_Data records_
_ _ _ _ _ _ _

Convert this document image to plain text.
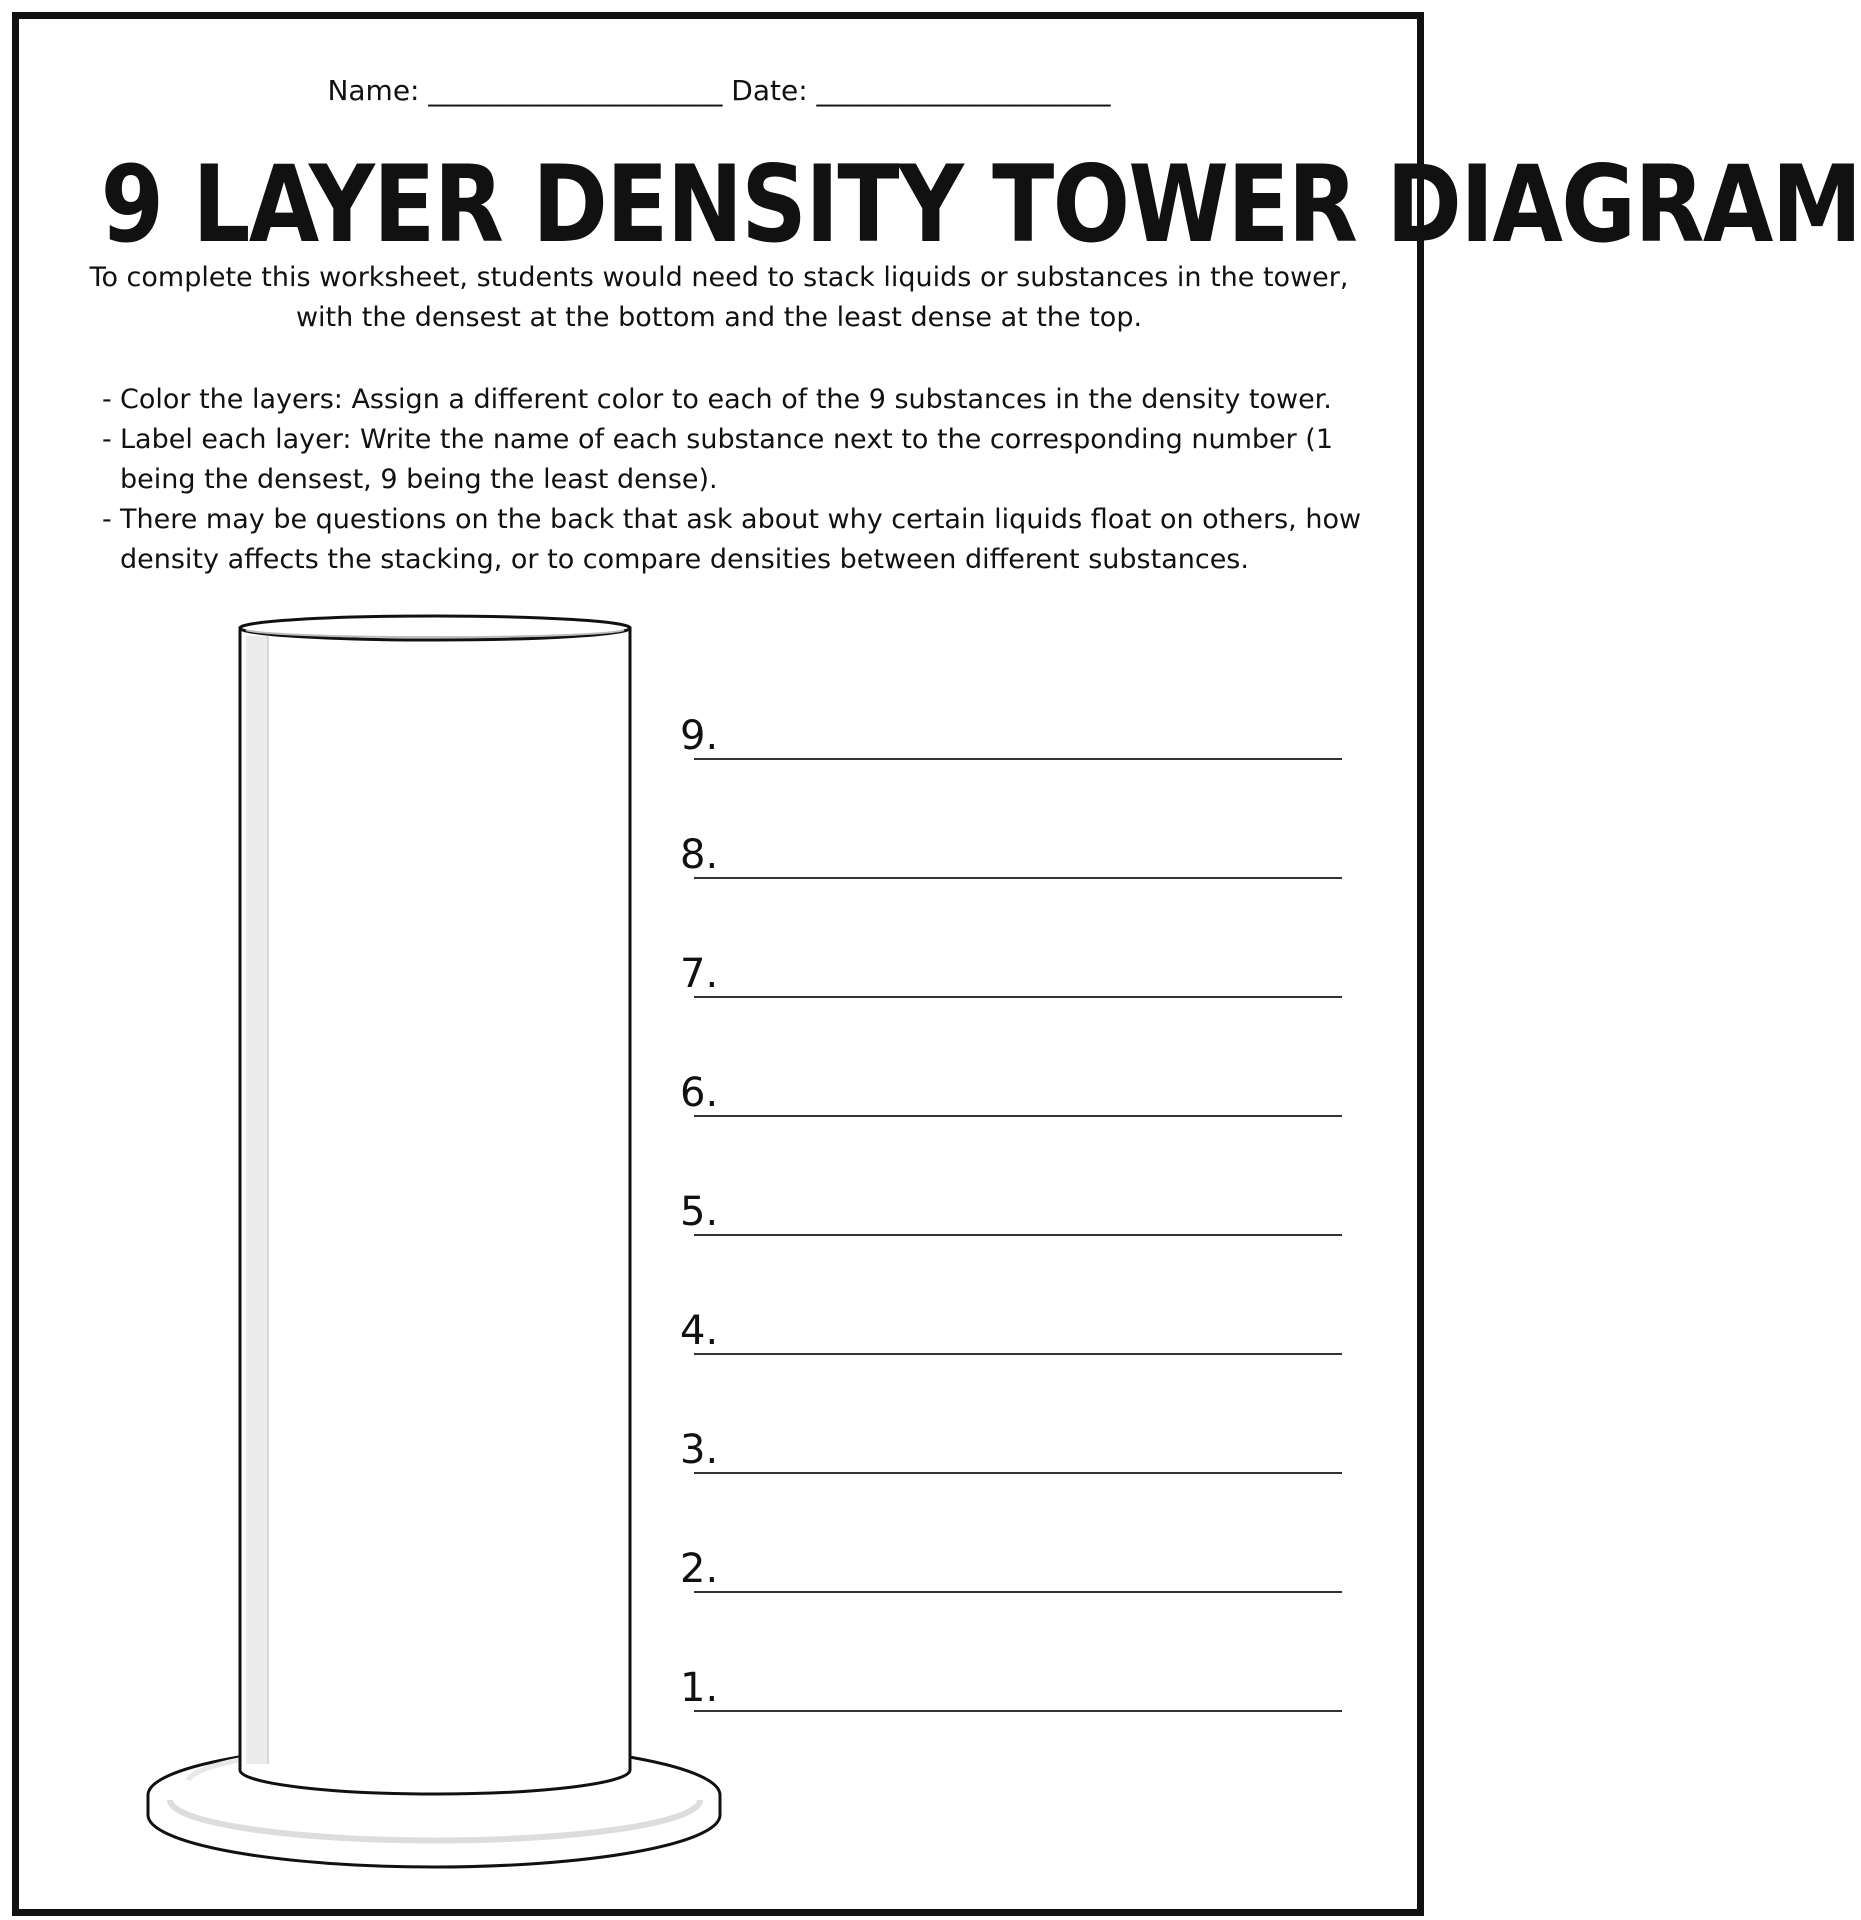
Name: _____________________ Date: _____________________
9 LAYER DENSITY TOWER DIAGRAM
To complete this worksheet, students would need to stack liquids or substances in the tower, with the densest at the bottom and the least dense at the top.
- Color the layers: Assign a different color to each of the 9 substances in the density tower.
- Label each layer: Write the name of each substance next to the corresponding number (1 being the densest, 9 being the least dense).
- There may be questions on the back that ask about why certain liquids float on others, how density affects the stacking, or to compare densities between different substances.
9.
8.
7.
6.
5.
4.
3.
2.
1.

_ _ _ _ _ _ _

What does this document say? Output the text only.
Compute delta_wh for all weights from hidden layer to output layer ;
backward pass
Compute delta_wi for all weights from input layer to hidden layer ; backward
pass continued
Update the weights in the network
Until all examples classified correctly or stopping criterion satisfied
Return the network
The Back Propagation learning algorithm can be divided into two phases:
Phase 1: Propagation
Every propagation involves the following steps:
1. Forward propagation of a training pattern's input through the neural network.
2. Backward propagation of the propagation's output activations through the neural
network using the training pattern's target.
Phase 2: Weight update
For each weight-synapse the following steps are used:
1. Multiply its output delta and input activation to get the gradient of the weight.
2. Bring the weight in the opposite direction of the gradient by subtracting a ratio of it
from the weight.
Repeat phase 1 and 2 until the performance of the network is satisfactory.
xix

_ _ _ _ _ _ _

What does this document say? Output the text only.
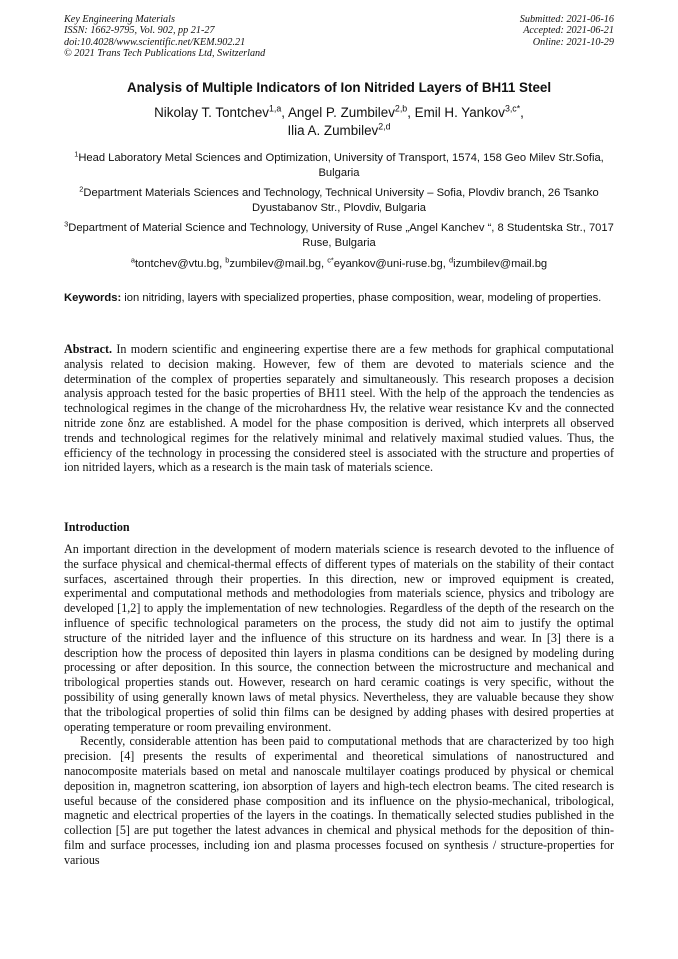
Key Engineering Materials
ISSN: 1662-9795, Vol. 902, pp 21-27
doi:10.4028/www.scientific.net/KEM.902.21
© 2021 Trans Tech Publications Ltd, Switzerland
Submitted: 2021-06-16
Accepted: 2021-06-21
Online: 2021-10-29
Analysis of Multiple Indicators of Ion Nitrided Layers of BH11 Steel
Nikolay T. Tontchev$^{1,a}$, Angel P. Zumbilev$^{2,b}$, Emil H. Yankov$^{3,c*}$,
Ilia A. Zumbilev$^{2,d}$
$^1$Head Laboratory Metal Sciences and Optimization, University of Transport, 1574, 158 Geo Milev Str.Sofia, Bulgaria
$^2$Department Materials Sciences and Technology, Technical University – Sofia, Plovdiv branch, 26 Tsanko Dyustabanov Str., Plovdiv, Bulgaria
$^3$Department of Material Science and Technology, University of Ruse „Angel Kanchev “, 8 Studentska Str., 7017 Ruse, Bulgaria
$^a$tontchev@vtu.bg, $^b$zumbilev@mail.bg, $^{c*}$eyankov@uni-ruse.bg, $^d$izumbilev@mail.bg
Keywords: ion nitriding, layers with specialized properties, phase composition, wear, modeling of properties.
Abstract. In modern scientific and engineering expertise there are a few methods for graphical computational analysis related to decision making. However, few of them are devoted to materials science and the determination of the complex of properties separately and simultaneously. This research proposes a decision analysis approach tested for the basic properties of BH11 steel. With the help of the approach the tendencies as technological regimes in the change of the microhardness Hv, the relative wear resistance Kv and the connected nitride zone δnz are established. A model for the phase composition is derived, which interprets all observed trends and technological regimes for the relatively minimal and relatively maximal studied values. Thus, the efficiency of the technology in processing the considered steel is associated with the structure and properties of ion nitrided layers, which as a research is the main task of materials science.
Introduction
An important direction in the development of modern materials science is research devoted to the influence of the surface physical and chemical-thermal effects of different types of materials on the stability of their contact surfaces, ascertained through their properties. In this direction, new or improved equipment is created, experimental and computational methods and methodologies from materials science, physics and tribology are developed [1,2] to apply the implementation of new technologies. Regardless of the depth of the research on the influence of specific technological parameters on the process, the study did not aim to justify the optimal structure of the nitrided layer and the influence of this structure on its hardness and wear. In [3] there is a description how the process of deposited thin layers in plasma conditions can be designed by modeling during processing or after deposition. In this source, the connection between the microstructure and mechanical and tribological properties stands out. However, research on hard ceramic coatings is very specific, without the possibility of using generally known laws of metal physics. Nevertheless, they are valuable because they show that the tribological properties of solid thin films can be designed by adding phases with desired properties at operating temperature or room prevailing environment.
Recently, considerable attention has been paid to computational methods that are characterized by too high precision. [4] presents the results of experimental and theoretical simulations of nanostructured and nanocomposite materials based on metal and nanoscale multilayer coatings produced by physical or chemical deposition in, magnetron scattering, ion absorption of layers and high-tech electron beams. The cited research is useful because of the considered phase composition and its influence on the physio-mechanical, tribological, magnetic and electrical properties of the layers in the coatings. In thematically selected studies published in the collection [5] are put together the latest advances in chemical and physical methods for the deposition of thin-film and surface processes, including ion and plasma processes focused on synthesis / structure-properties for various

_ _ _ _ _ _ _

Gather up the lines that contain the word "each".

_Answer to the problem_
- Color the layers: Assign a different color to each of the 9 substances in the density tower.
- Label each layer: Write the name of each substance next to the corresponding number (1 being the densest, 9 being the least dense).
For each weight-synapse the following steps are used:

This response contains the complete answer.